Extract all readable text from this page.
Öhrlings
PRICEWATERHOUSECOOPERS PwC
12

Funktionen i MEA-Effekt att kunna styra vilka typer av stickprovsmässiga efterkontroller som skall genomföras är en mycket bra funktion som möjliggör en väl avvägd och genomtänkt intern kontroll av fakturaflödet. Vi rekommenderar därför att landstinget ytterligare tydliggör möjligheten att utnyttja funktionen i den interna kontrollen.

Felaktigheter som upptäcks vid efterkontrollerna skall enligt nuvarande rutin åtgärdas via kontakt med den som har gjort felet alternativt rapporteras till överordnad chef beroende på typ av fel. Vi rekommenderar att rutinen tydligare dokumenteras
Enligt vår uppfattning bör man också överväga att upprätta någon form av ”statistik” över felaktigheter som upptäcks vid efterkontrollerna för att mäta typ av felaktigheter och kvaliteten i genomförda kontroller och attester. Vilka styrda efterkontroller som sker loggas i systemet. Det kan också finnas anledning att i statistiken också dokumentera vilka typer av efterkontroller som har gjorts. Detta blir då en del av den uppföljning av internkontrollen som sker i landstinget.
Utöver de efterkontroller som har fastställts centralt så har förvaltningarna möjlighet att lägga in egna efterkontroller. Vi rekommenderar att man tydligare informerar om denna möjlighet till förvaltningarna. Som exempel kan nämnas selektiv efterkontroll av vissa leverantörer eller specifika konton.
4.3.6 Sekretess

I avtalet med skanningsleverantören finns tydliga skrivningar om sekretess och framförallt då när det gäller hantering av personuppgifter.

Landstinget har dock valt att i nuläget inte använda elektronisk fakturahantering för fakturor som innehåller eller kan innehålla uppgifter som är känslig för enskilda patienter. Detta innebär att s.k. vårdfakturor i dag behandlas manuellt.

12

▶ **WHAT THE TASK REQUIRES**:
Copy out every line of the data that includes the word "efterkontrollerna".

▶ **EXPECTED ANSWER**:
Felaktigheter som upptäcks vid efterkontrollerna skall enligt nuvarande rutin åtgärdas via kontakt med den som har gjort felet alternativt rapporteras till överordnad chef beroende på typ av fel. Vi rekommenderar att rutinen tydligare dokumenteras
Enligt vår uppfattning bör man också överväga att upprätta någon form av ”statistik” över felaktigheter som upptäcks vid efterkontrollerna för att mäta typ av felaktigheter och kvaliteten i genomförda kontroller och attester. Vilka styrda efterkontroller som sker loggas i systemet. Det kan också finnas anledning att i statistiken också dokumentera vilka typer av efterkontroller som har gjorts. Detta blir då en del av den uppföljning av internkontrollen som sker i landstinget.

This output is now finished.